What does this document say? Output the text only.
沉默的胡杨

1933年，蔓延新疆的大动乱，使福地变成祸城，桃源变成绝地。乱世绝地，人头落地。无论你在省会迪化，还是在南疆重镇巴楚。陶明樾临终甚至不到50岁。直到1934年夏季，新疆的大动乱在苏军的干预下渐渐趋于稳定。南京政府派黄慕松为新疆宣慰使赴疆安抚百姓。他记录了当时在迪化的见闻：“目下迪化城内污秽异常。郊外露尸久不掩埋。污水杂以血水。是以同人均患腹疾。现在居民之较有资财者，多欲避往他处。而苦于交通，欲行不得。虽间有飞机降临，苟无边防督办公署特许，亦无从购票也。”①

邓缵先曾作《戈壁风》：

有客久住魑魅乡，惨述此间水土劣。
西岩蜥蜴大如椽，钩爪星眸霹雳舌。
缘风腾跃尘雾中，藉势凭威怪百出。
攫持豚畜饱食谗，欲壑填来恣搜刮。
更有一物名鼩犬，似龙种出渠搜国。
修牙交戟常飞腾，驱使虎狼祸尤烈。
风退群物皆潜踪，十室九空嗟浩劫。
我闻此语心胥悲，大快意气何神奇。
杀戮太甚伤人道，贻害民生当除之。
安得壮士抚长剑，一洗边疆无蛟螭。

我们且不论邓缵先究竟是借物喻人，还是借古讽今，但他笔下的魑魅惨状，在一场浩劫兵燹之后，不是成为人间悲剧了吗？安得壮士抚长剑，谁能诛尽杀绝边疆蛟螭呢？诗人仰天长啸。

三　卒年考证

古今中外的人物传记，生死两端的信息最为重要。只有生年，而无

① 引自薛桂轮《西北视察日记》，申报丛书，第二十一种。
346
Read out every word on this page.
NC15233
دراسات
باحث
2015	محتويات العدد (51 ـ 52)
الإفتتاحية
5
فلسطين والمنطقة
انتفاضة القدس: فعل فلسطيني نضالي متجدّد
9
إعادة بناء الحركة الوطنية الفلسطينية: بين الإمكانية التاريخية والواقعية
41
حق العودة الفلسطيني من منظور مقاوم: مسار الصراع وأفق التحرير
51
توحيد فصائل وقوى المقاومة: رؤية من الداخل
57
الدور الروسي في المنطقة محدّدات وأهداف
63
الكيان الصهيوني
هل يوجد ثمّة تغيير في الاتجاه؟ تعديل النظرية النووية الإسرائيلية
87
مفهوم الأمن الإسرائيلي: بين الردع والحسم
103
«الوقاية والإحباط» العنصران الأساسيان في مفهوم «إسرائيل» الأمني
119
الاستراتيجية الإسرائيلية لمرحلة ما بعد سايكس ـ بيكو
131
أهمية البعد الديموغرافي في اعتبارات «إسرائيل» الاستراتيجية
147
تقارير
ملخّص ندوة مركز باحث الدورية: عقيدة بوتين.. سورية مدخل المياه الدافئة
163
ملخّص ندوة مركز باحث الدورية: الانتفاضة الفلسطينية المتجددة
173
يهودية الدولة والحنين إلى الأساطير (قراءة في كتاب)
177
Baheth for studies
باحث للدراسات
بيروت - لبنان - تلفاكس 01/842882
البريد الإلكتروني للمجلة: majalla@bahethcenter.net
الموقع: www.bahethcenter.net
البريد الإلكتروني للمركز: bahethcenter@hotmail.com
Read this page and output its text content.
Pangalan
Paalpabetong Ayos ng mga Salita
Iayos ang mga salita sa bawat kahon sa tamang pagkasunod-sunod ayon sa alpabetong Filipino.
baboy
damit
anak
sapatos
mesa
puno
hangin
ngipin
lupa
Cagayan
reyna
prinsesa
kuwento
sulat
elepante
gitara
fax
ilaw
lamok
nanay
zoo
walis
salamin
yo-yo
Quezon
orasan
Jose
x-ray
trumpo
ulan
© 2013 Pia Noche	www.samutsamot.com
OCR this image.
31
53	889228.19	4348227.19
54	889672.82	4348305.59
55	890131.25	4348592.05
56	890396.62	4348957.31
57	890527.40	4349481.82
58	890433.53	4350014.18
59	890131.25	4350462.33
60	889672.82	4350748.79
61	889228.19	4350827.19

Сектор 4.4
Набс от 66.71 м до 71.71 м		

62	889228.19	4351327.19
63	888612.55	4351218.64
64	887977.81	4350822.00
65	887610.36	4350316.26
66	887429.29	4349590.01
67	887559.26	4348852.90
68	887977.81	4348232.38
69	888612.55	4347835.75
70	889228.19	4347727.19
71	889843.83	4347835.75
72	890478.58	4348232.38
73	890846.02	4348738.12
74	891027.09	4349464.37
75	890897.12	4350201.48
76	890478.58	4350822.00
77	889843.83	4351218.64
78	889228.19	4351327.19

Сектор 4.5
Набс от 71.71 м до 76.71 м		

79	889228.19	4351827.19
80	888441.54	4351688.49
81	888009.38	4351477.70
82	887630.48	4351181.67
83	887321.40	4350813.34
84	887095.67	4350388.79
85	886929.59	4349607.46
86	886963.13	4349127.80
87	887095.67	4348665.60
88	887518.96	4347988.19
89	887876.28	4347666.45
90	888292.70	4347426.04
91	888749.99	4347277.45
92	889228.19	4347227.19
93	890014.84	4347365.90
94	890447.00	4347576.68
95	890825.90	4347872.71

[What is required] What do the records say? Quote them all exactly.

[Result of the task]
What does this document say? Output the text only.
沉默的胡杨

1933年，蔓延新疆的大动乱，使福地变成祸城，桃源变成绝地。乱世绝地，人头落地。无论你在省会迪化，还是在南疆重镇巴楚。陶明樾临终甚至不到50岁。直到1934年夏季，新疆的大动乱在苏军的干预下渐渐趋于稳定。南京政府派黄慕松为新疆宣慰使赴疆安抚百姓。他记录了当时在迪化的见闻：“目下迪化城内污秽异常。郊外露尸久不掩埋。污水杂以血水。是以同人均患腹疾。现在居民之较有资财者，多欲避往他处。而苦于交通，欲行不得。虽间有飞机降临，苟无边防督办公署特许，亦无从购票也。”①

邓缵先曾作《戈壁风》：

有客久住魑魅乡，惨述此间水土劣。
西岩蜥蜴大如椽，钩爪星眸霹雳舌。
缘风腾跃尘雾中，藉势凭威怪百出。
攫持豚畜饱食谗，欲壑填来恣搜刮。
更有一物名鼩犬，似龙种出渠搜国。
修牙交戟常飞腾，驱使虎狼祸尤烈。
风退群物皆潜踪，十室九空嗟浩劫。
我闻此语心胥悲，大快意气何神奇。
杀戮太甚伤人道，贻害民生当除之。
安得壮士抚长剑，一洗边疆无蛟螭。

我们且不论邓缵先究竟是借物喻人，还是借古讽今，但他笔下的魑魅惨状，在一场浩劫兵燹之后，不是成为人间悲剧了吗？安得壮士抚长剑，谁能诛尽杀绝边疆蛟螭呢？诗人仰天长啸。

三　卒年考证

古今中外的人物传记，生死两端的信息最为重要。只有生年，而无

① 引自薛桂轮《西北视察日记》，申报丛书，第二十一种。
346
Read out every word on this page.
NC15233
دراسات
باحث
2015	محتويات العدد (51 ـ 52)
الإفتتاحية
5
فلسطين والمنطقة
انتفاضة القدس: فعل فلسطيني نضالي متجدّد
9
إعادة بناء الحركة الوطنية الفلسطينية: بين الإمكانية التاريخية والواقعية
41
حق العودة الفلسطيني من منظور مقاوم: مسار الصراع وأفق التحرير
51
توحيد فصائل وقوى المقاومة: رؤية من الداخل
57
الدور الروسي في المنطقة محدّدات وأهداف
63
الكيان الصهيوني
هل يوجد ثمّة تغيير في الاتجاه؟ تعديل النظرية النووية الإسرائيلية
87
مفهوم الأمن الإسرائيلي: بين الردع والحسم
103
«الوقاية والإحباط» العنصران الأساسيان في مفهوم «إسرائيل» الأمني
119
الاستراتيجية الإسرائيلية لمرحلة ما بعد سايكس ـ بيكو
131
أهمية البعد الديموغرافي في اعتبارات «إسرائيل» الاستراتيجية
147
تقارير
ملخّص ندوة مركز باحث الدورية: عقيدة بوتين.. سورية مدخل المياه الدافئة
163
ملخّص ندوة مركز باحث الدورية: الانتفاضة الفلسطينية المتجددة
173
يهودية الدولة والحنين إلى الأساطير (قراءة في كتاب)
177
Baheth for studies
باحث للدراسات
بيروت - لبنان - تلفاكس 01/842882
البريد الإلكتروني للمجلة: majalla@bahethcenter.net
الموقع: www.bahethcenter.net
البريد الإلكتروني للمركز: bahethcenter@hotmail.com
Read this page and output its text content.
Pangalan
Paalpabetong Ayos ng mga Salita
Iayos ang mga salita sa bawat kahon sa tamang pagkasunod-sunod ayon sa alpabetong Filipino.
baboy
damit
anak
sapatos
mesa
puno
hangin
ngipin
lupa
Cagayan
reyna
prinsesa
kuwento
sulat
elepante
gitara
fax
ilaw
lamok
nanay
zoo
walis
salamin
yo-yo
Quezon
orasan
Jose
x-ray
trumpo
ulan
© 2013 Pia Noche	www.samutsamot.com
OCR this image.
31
53	889228.19	4348227.19
54	889672.82	4348305.59
55	890131.25	4348592.05
56	890396.62	4348957.31
57	890527.40	4349481.82
58	890433.53	4350014.18
59	890131.25	4350462.33
60	889672.82	4350748.79
61	889228.19	4350827.19

Сектор 4.4
Набс от 66.71 м до 71.71 м		

62	889228.19	4351327.19
63	888612.55	4351218.64
64	887977.81	4350822.00
65	887610.36	4350316.26
66	887429.29	4349590.01
67	887559.26	4348852.90
68	887977.81	4348232.38
69	888612.55	4347835.75
70	889228.19	4347727.19
71	889843.83	4347835.75
72	890478.58	4348232.38
73	890846.02	4348738.12
74	891027.09	4349464.37
75	890897.12	4350201.48
76	890478.58	4350822.00
77	889843.83	4351218.64
78	889228.19	4351327.19

Сектор 4.5
Набс от 71.71 м до 76.71 м		

79	889228.19	4351827.19
80	888441.54	4351688.49
81	888009.38	4351477.70
82	887630.48	4351181.67
83	887321.40	4350813.34
84	887095.67	4350388.79
85	886929.59	4349607.46
86	886963.13	4349127.80
87	887095.67	4348665.60
88	887518.96	4347988.19
89	887876.28	4347666.45
90	888292.70	4347426.04
91	888749.99	4347277.45
92	889228.19	4347227.19
93	890014.84	4347365.90
94	890447.00	4347576.68
95	890825.90	4347872.71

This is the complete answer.